[Rows from a dataset]
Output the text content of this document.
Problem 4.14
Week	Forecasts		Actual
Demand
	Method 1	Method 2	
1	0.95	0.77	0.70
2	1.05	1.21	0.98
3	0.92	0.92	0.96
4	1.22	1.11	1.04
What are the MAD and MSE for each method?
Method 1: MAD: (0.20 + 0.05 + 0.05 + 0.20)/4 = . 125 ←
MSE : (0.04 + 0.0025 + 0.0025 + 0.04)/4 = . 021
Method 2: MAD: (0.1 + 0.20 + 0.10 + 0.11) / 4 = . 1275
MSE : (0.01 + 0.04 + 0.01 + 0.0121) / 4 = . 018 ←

Problem requirements — Return the lines above exactly, keeping every word.

In response —
Output the text content of this document.
Problem 4.14
Week	Forecasts		Actual
Demand
	Method 1	Method 2	
1	0.95	0.77	0.70
2	1.05	1.21	0.98
3	0.92	0.92	0.96
4	1.22	1.11	1.04
What are the MAD and MSE for each method?
Method 1: MAD: (0.20 + 0.05 + 0.05 + 0.20)/4 = . 125 ←
MSE : (0.04 + 0.0025 + 0.0025 + 0.04)/4 = . 021
Method 2: MAD: (0.1 + 0.20 + 0.10 + 0.11) / 4 = . 1275
MSE : (0.01 + 0.04 + 0.01 + 0.0121) / 4 = . 018 ←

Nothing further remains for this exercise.